■ Dataset excerpts ■
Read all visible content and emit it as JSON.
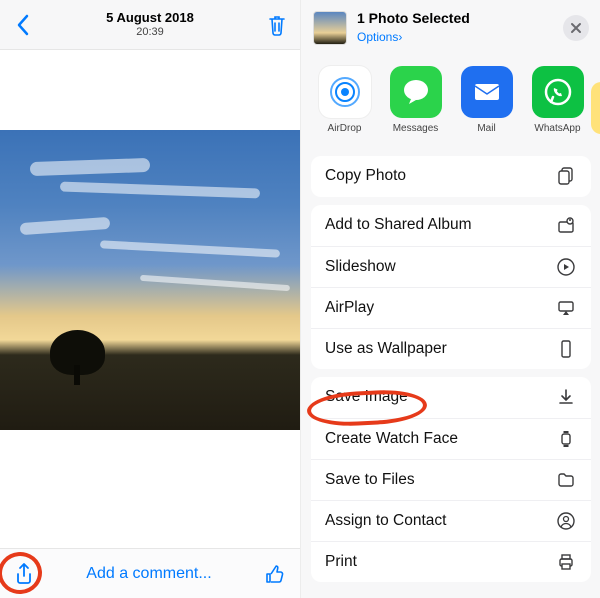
{
  "colors": {
    "tint": "#007aff",
    "annotation": "#e63a1a"
  },
  "left": {
    "header": {
      "date": "5 August 2018",
      "time": "20:39"
    },
    "comment_placeholder": "Add a comment..."
  },
  "sheet": {
    "dim_header": "5 August 2018",
    "title": "1 Photo Selected",
    "options_label": "Options",
    "chevron": "›",
    "apps": [
      {
        "id": "airdrop",
        "label": "AirDrop"
      },
      {
        "id": "messages",
        "label": "Messages"
      },
      {
        "id": "mail",
        "label": "Mail"
      },
      {
        "id": "whatsapp",
        "label": "WhatsApp"
      }
    ],
    "group1": [
      {
        "id": "copy",
        "label": "Copy Photo",
        "icon": "copy"
      }
    ],
    "group2": [
      {
        "id": "shared",
        "label": "Add to Shared Album",
        "icon": "album"
      },
      {
        "id": "slide",
        "label": "Slideshow",
        "icon": "play"
      },
      {
        "id": "airplay",
        "label": "AirPlay",
        "icon": "airplay"
      },
      {
        "id": "wall",
        "label": "Use as Wallpaper",
        "icon": "phone"
      }
    ],
    "group3": [
      {
        "id": "save",
        "label": "Save Image",
        "icon": "download"
      },
      {
        "id": "watch",
        "label": "Create Watch Face",
        "icon": "watch"
      },
      {
        "id": "files",
        "label": "Save to Files",
        "icon": "folder"
      },
      {
        "id": "contact",
        "label": "Assign to Contact",
        "icon": "person"
      },
      {
        "id": "print",
        "label": "Print",
        "icon": "printer"
      }
    ]
  }
}
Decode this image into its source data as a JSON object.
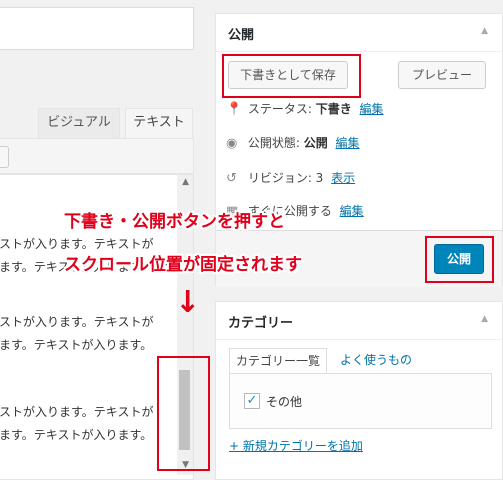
{
  "editor": {
    "tabs": {
      "visual": "ビジュアル",
      "text": "テキスト"
    },
    "paragraphs": [
      {
        "line1": "ストが入ります。テキストが",
        "line2": "ます。テキストが入ります。テキス"
      },
      {
        "line1": "ストが入ります。テキストが",
        "line2": "ます。テキストが入ります。"
      },
      {
        "line1": "ストが入ります。テキストが",
        "line2": "ます。テキストが入ります。"
      }
    ]
  },
  "publish": {
    "title": "公開",
    "save_draft": "下書きとして保存",
    "preview": "プレビュー",
    "status": {
      "label": "ステータス:",
      "value": "下書き",
      "link": "編集"
    },
    "visibility": {
      "label": "公開状態:",
      "value": "公開",
      "link": "編集"
    },
    "revisions": {
      "label": "リビジョン: 3",
      "link": "表示"
    },
    "schedule": {
      "label": "すぐに公開する",
      "link": "編集"
    },
    "publish_button": "公開"
  },
  "categories": {
    "title": "カテゴリー",
    "tab_all": "カテゴリー一覧",
    "tab_popular": "よく使うもの",
    "items": [
      {
        "label": "その他",
        "checked": true
      }
    ],
    "add_new": "+ 新規カテゴリーを追加"
  },
  "annotation": {
    "line1": "下書き・公開ボタンを押すと",
    "line2": "スクロール位置が固定されます"
  },
  "colors": {
    "annotation": "#e0001b",
    "primary_button": "#0085ba",
    "link": "#0073aa"
  }
}
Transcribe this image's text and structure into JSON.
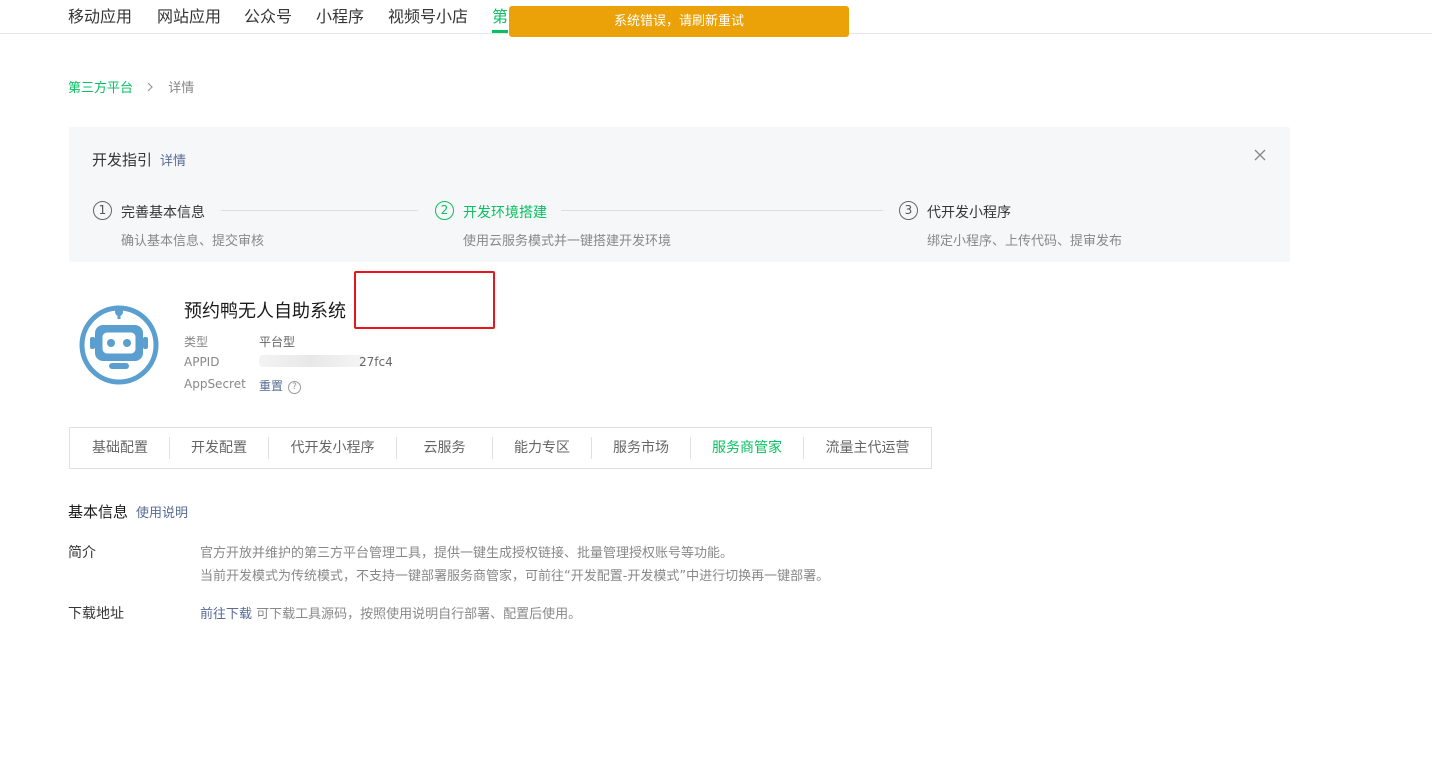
{
  "topnav": {
    "tabs": [
      "移动应用",
      "网站应用",
      "公众号",
      "小程序",
      "视频号小店",
      "第"
    ],
    "active_index": 5
  },
  "toast": {
    "message": "系统错误，请刷新重试"
  },
  "breadcrumb": {
    "parent": "第三方平台",
    "separator": ">",
    "current": "详情"
  },
  "guide": {
    "title": "开发指引",
    "more_link": "详情",
    "steps": [
      {
        "num": "1",
        "name": "完善基本信息",
        "desc": "确认基本信息、提交审核"
      },
      {
        "num": "2",
        "name": "开发环境搭建",
        "desc": "使用云服务模式并一键搭建开发环境"
      },
      {
        "num": "3",
        "name": "代开发小程序",
        "desc": "绑定小程序、上传代码、提审发布"
      }
    ],
    "active_step": 1,
    "close_icon": "close-icon"
  },
  "app": {
    "name": "预约鸭无人自助系统",
    "type_label": "类型",
    "type_value": "平台型",
    "appid_label": "APPID",
    "appid_value": "27fc4",
    "secret_label": "AppSecret",
    "secret_action": "重置",
    "secret_help_icon": "question-circle-icon",
    "avatar_icon": "robot-avatar-icon"
  },
  "tabs": {
    "items": [
      "基础配置",
      "开发配置",
      "代开发小程序",
      "云服务",
      "能力专区",
      "服务市场",
      "服务商管家",
      "流量主代运营"
    ],
    "active_index": 6
  },
  "basic_info": {
    "title": "基本信息",
    "help_link": "使用说明",
    "intro_label": "简介",
    "intro_line1": "官方开放并维护的第三方平台管理工具，提供一键生成授权链接、批量管理授权账号等功能。",
    "intro_line2": "当前开发模式为传统模式，不支持一键部署服务商管家，可前往“开发配置-开发模式”中进行切换再一键部署。",
    "download_label": "下载地址",
    "download_link": "前往下载",
    "download_text": " 可下载工具源码，按照使用说明自行部署、配置后使用。"
  },
  "colors": {
    "brand": "#07c160",
    "link": "#576b95",
    "toast": "#eba108",
    "highlight": "#e5161c"
  }
}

■ Your goal ■
Every line of text is to be repeated exactly; pictures are left out.

■ Answer to the task ■
Read all visible content and emit it as JSON.
{
  "colors": {
    "tint": "#007aff",
    "annotation": "#e63a1a"
  },
  "left": {
    "header": {
      "date": "5 August 2018",
      "time": "20:39"
    },
    "comment_placeholder": "Add a comment..."
  },
  "sheet": {
    "dim_header": "5 August 2018",
    "title": "1 Photo Selected",
    "options_label": "Options",
    "chevron": "›",
    "apps": [
      {
        "id": "airdrop",
        "label": "AirDrop"
      },
      {
        "id": "messages",
        "label": "Messages"
      },
      {
        "id": "mail",
        "label": "Mail"
      },
      {
        "id": "whatsapp",
        "label": "WhatsApp"
      }
    ],
    "group1": [
      {
        "id": "copy",
        "label": "Copy Photo",
        "icon": "copy"
      }
    ],
    "group2": [
      {
        "id": "shared",
        "label": "Add to Shared Album",
        "icon": "album"
      },
      {
        "id": "slide",
        "label": "Slideshow",
        "icon": "play"
      },
      {
        "id": "airplay",
        "label": "AirPlay",
        "icon": "airplay"
      },
      {
        "id": "wall",
        "label": "Use as Wallpaper",
        "icon": "phone"
      }
    ],
    "group3": [
      {
        "id": "save",
        "label": "Save Image",
        "icon": "download"
      },
      {
        "id": "watch",
        "label": "Create Watch Face",
        "icon": "watch"
      },
      {
        "id": "files",
        "label": "Save to Files",
        "icon": "folder"
      },
      {
        "id": "contact",
        "label": "Assign to Contact",
        "icon": "person"
      },
      {
        "id": "print",
        "label": "Print",
        "icon": "printer"
      }
    ]
  }
}
Decode this image into its source data as a JSON object.
{
  "editor": {
    "tabs": {
      "visual": "ビジュアル",
      "text": "テキスト"
    },
    "paragraphs": [
      {
        "line1": "ストが入ります。テキストが",
        "line2": "ます。テキストが入ります。テキス"
      },
      {
        "line1": "ストが入ります。テキストが",
        "line2": "ます。テキストが入ります。"
      },
      {
        "line1": "ストが入ります。テキストが",
        "line2": "ます。テキストが入ります。"
      }
    ]
  },
  "publish": {
    "title": "公開",
    "save_draft": "下書きとして保存",
    "preview": "プレビュー",
    "status": {
      "label": "ステータス:",
      "value": "下書き",
      "link": "編集"
    },
    "visibility": {
      "label": "公開状態:",
      "value": "公開",
      "link": "編集"
    },
    "revisions": {
      "label": "リビジョン: 3",
      "link": "表示"
    },
    "schedule": {
      "label": "すぐに公開する",
      "link": "編集"
    },
    "publish_button": "公開"
  },
  "categories": {
    "title": "カテゴリー",
    "tab_all": "カテゴリー一覧",
    "tab_popular": "よく使うもの",
    "items": [
      {
        "label": "その他",
        "checked": true
      }
    ],
    "add_new": "+ 新規カテゴリーを追加"
  },
  "annotation": {
    "line1": "下書き・公開ボタンを押すと",
    "line2": "スクロール位置が固定されます"
  },
  "colors": {
    "annotation": "#e0001b",
    "primary_button": "#0085ba",
    "link": "#0073aa"
  }
}
Transcribe this image's text and structure into JSON.
{
  "topnav": {
    "tabs": [
      "移动应用",
      "网站应用",
      "公众号",
      "小程序",
      "视频号小店",
      "第"
    ],
    "active_index": 5
  },
  "toast": {
    "message": "系统错误，请刷新重试"
  },
  "breadcrumb": {
    "parent": "第三方平台",
    "separator": ">",
    "current": "详情"
  },
  "guide": {
    "title": "开发指引",
    "more_link": "详情",
    "steps": [
      {
        "num": "1",
        "name": "完善基本信息",
        "desc": "确认基本信息、提交审核"
      },
      {
        "num": "2",
        "name": "开发环境搭建",
        "desc": "使用云服务模式并一键搭建开发环境"
      },
      {
        "num": "3",
        "name": "代开发小程序",
        "desc": "绑定小程序、上传代码、提审发布"
      }
    ],
    "active_step": 1,
    "close_icon": "close-icon"
  },
  "app": {
    "name": "预约鸭无人自助系统",
    "type_label": "类型",
    "type_value": "平台型",
    "appid_label": "APPID",
    "appid_value": "27fc4",
    "secret_label": "AppSecret",
    "secret_action": "重置",
    "secret_help_icon": "question-circle-icon",
    "avatar_icon": "robot-avatar-icon"
  },
  "tabs": {
    "items": [
      "基础配置",
      "开发配置",
      "代开发小程序",
      "云服务",
      "能力专区",
      "服务市场",
      "服务商管家",
      "流量主代运营"
    ],
    "active_index": 6
  },
  "basic_info": {
    "title": "基本信息",
    "help_link": "使用说明",
    "intro_label": "简介",
    "intro_line1": "官方开放并维护的第三方平台管理工具，提供一键生成授权链接、批量管理授权账号等功能。",
    "intro_line2": "当前开发模式为传统模式，不支持一键部署服务商管家，可前往“开发配置-开发模式”中进行切换再一键部署。",
    "download_label": "下载地址",
    "download_link": "前往下载",
    "download_text": " 可下载工具源码，按照使用说明自行部署、配置后使用。"
  },
  "colors": {
    "brand": "#07c160",
    "link": "#576b95",
    "toast": "#eba108",
    "highlight": "#e5161c"
  }
}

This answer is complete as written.